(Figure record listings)
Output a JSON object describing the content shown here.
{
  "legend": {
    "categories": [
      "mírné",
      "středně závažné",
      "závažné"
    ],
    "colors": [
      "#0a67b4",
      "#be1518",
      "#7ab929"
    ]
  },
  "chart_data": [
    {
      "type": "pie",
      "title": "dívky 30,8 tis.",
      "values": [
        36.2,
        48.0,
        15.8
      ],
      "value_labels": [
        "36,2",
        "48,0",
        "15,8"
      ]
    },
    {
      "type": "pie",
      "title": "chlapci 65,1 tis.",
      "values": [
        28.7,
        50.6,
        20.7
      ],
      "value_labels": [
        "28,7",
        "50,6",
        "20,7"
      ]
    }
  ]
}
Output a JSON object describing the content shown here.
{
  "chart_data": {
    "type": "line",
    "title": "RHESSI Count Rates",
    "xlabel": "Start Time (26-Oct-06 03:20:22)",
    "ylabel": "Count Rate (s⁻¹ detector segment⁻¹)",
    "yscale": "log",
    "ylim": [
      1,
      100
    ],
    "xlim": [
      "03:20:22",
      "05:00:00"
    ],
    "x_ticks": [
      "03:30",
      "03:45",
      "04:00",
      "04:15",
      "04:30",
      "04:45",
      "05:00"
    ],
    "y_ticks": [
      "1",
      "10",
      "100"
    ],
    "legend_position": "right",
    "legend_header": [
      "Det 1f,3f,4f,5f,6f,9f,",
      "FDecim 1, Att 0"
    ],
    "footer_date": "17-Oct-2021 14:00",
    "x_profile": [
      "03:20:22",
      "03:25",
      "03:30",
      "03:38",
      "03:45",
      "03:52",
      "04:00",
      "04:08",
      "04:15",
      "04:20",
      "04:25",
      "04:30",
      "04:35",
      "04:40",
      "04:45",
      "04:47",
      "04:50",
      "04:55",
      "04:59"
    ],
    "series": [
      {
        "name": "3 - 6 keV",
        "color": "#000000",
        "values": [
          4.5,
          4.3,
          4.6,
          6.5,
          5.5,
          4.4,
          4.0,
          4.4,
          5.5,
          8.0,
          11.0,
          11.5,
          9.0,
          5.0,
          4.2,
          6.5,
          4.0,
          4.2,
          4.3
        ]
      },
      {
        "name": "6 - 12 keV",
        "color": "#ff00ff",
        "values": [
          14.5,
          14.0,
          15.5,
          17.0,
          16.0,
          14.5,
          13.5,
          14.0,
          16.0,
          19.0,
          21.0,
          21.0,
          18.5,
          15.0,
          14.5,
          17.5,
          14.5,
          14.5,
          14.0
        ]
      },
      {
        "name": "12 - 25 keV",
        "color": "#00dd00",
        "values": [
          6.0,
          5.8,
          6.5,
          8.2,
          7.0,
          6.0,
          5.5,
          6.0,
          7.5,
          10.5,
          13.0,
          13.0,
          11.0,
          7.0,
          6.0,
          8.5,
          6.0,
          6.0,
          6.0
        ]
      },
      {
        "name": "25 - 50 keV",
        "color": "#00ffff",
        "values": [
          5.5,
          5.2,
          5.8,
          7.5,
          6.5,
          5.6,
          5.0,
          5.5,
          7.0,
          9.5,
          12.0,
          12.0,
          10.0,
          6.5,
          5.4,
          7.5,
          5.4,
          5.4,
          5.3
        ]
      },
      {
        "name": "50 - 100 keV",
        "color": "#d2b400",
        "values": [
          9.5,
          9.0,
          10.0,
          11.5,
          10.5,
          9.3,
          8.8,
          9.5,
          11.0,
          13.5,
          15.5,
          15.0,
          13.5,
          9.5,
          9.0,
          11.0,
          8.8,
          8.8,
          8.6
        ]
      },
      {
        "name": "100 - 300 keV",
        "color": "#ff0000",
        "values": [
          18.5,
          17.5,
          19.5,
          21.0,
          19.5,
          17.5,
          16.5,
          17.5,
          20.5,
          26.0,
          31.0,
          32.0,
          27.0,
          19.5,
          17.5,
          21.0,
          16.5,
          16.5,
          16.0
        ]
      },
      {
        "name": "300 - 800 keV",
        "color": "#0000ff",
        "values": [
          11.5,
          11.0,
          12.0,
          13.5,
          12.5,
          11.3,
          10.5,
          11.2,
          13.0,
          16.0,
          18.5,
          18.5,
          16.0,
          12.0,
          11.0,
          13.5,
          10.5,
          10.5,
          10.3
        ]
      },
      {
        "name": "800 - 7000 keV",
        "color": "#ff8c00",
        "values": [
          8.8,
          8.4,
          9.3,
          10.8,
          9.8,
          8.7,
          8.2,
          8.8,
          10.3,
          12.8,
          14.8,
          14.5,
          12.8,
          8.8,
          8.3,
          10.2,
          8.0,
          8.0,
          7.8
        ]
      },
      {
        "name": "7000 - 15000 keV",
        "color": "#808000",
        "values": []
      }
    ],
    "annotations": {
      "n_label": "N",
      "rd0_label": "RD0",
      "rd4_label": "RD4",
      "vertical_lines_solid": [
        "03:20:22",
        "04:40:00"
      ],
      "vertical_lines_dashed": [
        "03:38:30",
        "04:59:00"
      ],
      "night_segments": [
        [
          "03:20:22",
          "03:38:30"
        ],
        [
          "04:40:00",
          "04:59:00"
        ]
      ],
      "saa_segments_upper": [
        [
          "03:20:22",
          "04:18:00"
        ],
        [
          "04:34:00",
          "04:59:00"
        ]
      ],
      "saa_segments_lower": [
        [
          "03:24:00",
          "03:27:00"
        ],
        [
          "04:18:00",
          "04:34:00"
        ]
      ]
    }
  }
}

◆ **Goal**
Copy out each line exactly.

◆ **Written solution**
Output a JSON object describing the content shown here.
{
  "legend": {
    "categories": [
      "mírné",
      "středně závažné",
      "závažné"
    ],
    "colors": [
      "#0a67b4",
      "#be1518",
      "#7ab929"
    ]
  },
  "chart_data": [
    {
      "type": "pie",
      "title": "dívky 30,8 tis.",
      "values": [
        36.2,
        48.0,
        15.8
      ],
      "value_labels": [
        "36,2",
        "48,0",
        "15,8"
      ]
    },
    {
      "type": "pie",
      "title": "chlapci 65,1 tis.",
      "values": [
        28.7,
        50.6,
        20.7
      ],
      "value_labels": [
        "28,7",
        "50,6",
        "20,7"
      ]
    }
  ]
}
Output a JSON object describing the content shown here.
{
  "chart_data": {
    "type": "line",
    "title": "RHESSI Count Rates",
    "xlabel": "Start Time (26-Oct-06 03:20:22)",
    "ylabel": "Count Rate (s⁻¹ detector segment⁻¹)",
    "yscale": "log",
    "ylim": [
      1,
      100
    ],
    "xlim": [
      "03:20:22",
      "05:00:00"
    ],
    "x_ticks": [
      "03:30",
      "03:45",
      "04:00",
      "04:15",
      "04:30",
      "04:45",
      "05:00"
    ],
    "y_ticks": [
      "1",
      "10",
      "100"
    ],
    "legend_position": "right",
    "legend_header": [
      "Det 1f,3f,4f,5f,6f,9f,",
      "FDecim 1, Att 0"
    ],
    "footer_date": "17-Oct-2021 14:00",
    "x_profile": [
      "03:20:22",
      "03:25",
      "03:30",
      "03:38",
      "03:45",
      "03:52",
      "04:00",
      "04:08",
      "04:15",
      "04:20",
      "04:25",
      "04:30",
      "04:35",
      "04:40",
      "04:45",
      "04:47",
      "04:50",
      "04:55",
      "04:59"
    ],
    "series": [
      {
        "name": "3 - 6 keV",
        "color": "#000000",
        "values": [
          4.5,
          4.3,
          4.6,
          6.5,
          5.5,
          4.4,
          4.0,
          4.4,
          5.5,
          8.0,
          11.0,
          11.5,
          9.0,
          5.0,
          4.2,
          6.5,
          4.0,
          4.2,
          4.3
        ]
      },
      {
        "name": "6 - 12 keV",
        "color": "#ff00ff",
        "values": [
          14.5,
          14.0,
          15.5,
          17.0,
          16.0,
          14.5,
          13.5,
          14.0,
          16.0,
          19.0,
          21.0,
          21.0,
          18.5,
          15.0,
          14.5,
          17.5,
          14.5,
          14.5,
          14.0
        ]
      },
      {
        "name": "12 - 25 keV",
        "color": "#00dd00",
        "values": [
          6.0,
          5.8,
          6.5,
          8.2,
          7.0,
          6.0,
          5.5,
          6.0,
          7.5,
          10.5,
          13.0,
          13.0,
          11.0,
          7.0,
          6.0,
          8.5,
          6.0,
          6.0,
          6.0
        ]
      },
      {
        "name": "25 - 50 keV",
        "color": "#00ffff",
        "values": [
          5.5,
          5.2,
          5.8,
          7.5,
          6.5,
          5.6,
          5.0,
          5.5,
          7.0,
          9.5,
          12.0,
          12.0,
          10.0,
          6.5,
          5.4,
          7.5,
          5.4,
          5.4,
          5.3
        ]
      },
      {
        "name": "50 - 100 keV",
        "color": "#d2b400",
        "values": [
          9.5,
          9.0,
          10.0,
          11.5,
          10.5,
          9.3,
          8.8,
          9.5,
          11.0,
          13.5,
          15.5,
          15.0,
          13.5,
          9.5,
          9.0,
          11.0,
          8.8,
          8.8,
          8.6
        ]
      },
      {
        "name": "100 - 300 keV",
        "color": "#ff0000",
        "values": [
          18.5,
          17.5,
          19.5,
          21.0,
          19.5,
          17.5,
          16.5,
          17.5,
          20.5,
          26.0,
          31.0,
          32.0,
          27.0,
          19.5,
          17.5,
          21.0,
          16.5,
          16.5,
          16.0
        ]
      },
      {
        "name": "300 - 800 keV",
        "color": "#0000ff",
        "values": [
          11.5,
          11.0,
          12.0,
          13.5,
          12.5,
          11.3,
          10.5,
          11.2,
          13.0,
          16.0,
          18.5,
          18.5,
          16.0,
          12.0,
          11.0,
          13.5,
          10.5,
          10.5,
          10.3
        ]
      },
      {
        "name": "800 - 7000 keV",
        "color": "#ff8c00",
        "values": [
          8.8,
          8.4,
          9.3,
          10.8,
          9.8,
          8.7,
          8.2,
          8.8,
          10.3,
          12.8,
          14.8,
          14.5,
          12.8,
          8.8,
          8.3,
          10.2,
          8.0,
          8.0,
          7.8
        ]
      },
      {
        "name": "7000 - 15000 keV",
        "color": "#808000",
        "values": []
      }
    ],
    "annotations": {
      "n_label": "N",
      "rd0_label": "RD0",
      "rd4_label": "RD4",
      "vertical_lines_solid": [
        "03:20:22",
        "04:40:00"
      ],
      "vertical_lines_dashed": [
        "03:38:30",
        "04:59:00"
      ],
      "night_segments": [
        [
          "03:20:22",
          "03:38:30"
        ],
        [
          "04:40:00",
          "04:59:00"
        ]
      ],
      "saa_segments_upper": [
        [
          "03:20:22",
          "04:18:00"
        ],
        [
          "04:34:00",
          "04:59:00"
        ]
      ],
      "saa_segments_lower": [
        [
          "03:24:00",
          "03:27:00"
        ],
        [
          "04:18:00",
          "04:34:00"
        ]
      ]
    }
  }
}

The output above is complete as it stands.